··· Supplied data
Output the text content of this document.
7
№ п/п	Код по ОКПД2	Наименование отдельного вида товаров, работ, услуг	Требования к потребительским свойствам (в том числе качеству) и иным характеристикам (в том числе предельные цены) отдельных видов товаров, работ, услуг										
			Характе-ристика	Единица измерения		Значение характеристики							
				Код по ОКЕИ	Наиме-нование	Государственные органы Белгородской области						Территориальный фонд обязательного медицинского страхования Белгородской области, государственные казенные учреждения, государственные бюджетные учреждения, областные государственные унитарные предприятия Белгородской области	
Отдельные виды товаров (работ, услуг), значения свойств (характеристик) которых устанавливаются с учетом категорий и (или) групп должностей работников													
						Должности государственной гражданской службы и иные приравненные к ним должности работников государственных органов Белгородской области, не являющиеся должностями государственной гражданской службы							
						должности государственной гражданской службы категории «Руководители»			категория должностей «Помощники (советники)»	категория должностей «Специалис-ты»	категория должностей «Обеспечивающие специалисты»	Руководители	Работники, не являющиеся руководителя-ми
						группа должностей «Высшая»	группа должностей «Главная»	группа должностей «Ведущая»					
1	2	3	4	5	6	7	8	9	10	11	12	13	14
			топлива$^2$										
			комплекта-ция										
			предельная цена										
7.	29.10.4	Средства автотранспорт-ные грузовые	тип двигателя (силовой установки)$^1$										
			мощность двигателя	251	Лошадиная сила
······
• What to do:
Scan the material and collect every line that contains "двигателя".

• Expected answer:
7.	29.10.4	Средства автотранспорт-ные грузовые	тип двигателя (силовой установки)$^1$										
			мощность двигателя	251	Лошадиная сила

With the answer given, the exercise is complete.